• [Data provided]

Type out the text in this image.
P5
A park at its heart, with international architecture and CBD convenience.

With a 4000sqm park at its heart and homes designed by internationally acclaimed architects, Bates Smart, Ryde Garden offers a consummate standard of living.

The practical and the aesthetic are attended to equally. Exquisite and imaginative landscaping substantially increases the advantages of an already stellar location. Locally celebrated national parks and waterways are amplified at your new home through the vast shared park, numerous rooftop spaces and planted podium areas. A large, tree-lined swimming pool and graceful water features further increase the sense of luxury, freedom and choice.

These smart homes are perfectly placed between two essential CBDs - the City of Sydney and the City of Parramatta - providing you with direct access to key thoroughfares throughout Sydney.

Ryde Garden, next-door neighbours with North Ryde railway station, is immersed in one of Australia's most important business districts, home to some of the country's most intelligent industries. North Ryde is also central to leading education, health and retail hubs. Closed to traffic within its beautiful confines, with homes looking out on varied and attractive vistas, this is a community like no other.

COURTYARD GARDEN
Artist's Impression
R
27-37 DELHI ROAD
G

• [Prompt] Exact output of every entry is required.

• [Finished task]
Type out the text in this image.
P5
A park at its heart, with international architecture and CBD convenience.

With a 4000sqm park at its heart and homes designed by internationally acclaimed architects, Bates Smart, Ryde Garden offers a consummate standard of living.

The practical and the aesthetic are attended to equally. Exquisite and imaginative landscaping substantially increases the advantages of an already stellar location. Locally celebrated national parks and waterways are amplified at your new home through the vast shared park, numerous rooftop spaces and planted podium areas. A large, tree-lined swimming pool and graceful water features further increase the sense of luxury, freedom and choice.

These smart homes are perfectly placed between two essential CBDs - the City of Sydney and the City of Parramatta - providing you with direct access to key thoroughfares throughout Sydney.

Ryde Garden, next-door neighbours with North Ryde railway station, is immersed in one of Australia's most important business districts, home to some of the country's most intelligent industries. North Ryde is also central to leading education, health and retail hubs. Closed to traffic within its beautiful confines, with homes looking out on varied and attractive vistas, this is a community like no other.

COURTYARD GARDEN
Artist's Impression
R
27-37 DELHI ROAD
G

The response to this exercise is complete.